Find all lines in the listing that include the word "PLMN", then copy them.

(Records contained in a dataset)
— start —
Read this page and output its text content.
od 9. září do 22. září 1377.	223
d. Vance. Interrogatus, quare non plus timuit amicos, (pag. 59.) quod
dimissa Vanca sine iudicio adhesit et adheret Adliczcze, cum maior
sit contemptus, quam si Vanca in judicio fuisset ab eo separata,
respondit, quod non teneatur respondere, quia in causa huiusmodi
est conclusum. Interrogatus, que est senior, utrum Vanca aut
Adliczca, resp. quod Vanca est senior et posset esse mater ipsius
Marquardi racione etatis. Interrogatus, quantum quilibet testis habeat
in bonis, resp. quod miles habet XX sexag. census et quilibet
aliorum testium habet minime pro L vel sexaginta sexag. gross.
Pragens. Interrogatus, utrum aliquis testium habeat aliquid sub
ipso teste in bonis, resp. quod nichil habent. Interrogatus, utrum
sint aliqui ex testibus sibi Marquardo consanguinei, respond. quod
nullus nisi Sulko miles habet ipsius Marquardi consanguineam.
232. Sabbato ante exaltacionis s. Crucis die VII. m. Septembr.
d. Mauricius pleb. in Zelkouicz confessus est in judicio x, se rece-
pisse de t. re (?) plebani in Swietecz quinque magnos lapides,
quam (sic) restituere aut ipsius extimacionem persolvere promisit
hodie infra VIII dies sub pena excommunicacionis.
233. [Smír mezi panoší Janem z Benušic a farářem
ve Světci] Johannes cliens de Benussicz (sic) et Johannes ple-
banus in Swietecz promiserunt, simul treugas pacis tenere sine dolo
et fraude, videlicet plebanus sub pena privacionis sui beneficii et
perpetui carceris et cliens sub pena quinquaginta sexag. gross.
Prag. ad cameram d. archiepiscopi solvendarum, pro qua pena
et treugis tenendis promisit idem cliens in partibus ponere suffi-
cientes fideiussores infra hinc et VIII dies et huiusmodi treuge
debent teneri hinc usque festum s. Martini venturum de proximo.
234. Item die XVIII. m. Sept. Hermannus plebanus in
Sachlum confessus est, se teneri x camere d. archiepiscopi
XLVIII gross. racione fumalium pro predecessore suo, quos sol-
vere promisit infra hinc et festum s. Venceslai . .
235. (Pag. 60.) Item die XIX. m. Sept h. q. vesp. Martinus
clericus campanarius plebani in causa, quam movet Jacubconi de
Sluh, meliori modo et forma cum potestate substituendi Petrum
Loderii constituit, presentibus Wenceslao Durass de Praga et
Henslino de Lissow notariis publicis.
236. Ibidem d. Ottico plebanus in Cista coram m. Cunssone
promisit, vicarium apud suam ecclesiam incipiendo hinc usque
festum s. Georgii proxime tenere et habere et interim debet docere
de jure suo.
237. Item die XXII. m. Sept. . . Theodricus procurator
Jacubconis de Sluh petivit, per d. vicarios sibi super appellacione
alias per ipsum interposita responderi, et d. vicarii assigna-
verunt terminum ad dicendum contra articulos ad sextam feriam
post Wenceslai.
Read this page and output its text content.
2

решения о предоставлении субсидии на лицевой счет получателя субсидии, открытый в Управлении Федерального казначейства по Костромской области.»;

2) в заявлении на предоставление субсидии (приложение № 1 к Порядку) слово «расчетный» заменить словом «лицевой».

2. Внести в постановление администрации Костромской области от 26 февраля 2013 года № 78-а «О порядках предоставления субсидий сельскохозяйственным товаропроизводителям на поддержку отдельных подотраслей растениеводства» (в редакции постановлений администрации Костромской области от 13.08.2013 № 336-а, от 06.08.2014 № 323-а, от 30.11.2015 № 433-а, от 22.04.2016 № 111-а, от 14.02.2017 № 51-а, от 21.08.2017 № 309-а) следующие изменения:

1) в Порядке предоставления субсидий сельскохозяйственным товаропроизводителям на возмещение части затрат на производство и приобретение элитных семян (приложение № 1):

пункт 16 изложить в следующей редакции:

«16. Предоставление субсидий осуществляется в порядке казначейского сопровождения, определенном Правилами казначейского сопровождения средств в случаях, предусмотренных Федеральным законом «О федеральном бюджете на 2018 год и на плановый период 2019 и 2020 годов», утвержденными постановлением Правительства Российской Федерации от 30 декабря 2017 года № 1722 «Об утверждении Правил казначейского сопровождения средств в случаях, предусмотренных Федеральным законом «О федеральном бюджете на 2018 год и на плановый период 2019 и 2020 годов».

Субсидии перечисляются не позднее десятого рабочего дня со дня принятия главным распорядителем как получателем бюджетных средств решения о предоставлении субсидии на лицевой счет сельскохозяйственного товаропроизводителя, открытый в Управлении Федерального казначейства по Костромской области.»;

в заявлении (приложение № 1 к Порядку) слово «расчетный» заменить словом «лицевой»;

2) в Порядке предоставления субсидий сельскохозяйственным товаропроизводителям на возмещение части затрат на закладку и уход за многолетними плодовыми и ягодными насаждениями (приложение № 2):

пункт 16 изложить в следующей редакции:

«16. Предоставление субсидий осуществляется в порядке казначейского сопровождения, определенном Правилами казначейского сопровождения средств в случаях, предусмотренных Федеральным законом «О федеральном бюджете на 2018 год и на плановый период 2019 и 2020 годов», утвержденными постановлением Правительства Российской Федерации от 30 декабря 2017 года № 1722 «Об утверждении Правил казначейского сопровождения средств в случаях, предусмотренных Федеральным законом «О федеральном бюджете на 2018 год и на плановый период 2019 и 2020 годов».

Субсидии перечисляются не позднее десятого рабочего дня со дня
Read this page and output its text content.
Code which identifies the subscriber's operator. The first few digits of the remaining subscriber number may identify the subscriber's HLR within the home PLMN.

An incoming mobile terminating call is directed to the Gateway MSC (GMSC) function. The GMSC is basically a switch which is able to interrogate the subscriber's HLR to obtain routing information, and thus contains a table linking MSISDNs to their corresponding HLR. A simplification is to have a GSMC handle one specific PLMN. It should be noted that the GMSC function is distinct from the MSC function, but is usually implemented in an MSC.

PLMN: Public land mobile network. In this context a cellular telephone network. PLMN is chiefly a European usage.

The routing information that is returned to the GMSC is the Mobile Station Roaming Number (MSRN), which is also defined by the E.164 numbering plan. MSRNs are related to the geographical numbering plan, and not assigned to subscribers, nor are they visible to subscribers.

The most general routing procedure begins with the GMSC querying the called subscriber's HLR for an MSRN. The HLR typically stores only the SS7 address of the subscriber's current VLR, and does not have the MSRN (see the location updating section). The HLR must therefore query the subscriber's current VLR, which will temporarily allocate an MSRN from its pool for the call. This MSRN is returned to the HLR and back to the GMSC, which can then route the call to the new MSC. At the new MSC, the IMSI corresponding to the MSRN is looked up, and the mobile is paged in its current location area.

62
— end —
## WRITTEN ANSWER
Code which identifies the subscriber's operator. The first few digits of the remaining subscriber number may identify the subscriber's HLR within the home PLMN.
An incoming mobile terminating call is directed to the Gateway MSC (GMSC) function. The GMSC is basically a switch which is able to interrogate the subscriber's HLR to obtain routing information, and thus contains a table linking MSISDNs to their corresponding HLR. A simplification is to have a GSMC handle one specific PLMN. It should be noted that the GMSC function is distinct from the MSC function, but is usually implemented in an MSC.
PLMN: Public land mobile network. In this context a cellular telephone network. PLMN is chiefly a European usage.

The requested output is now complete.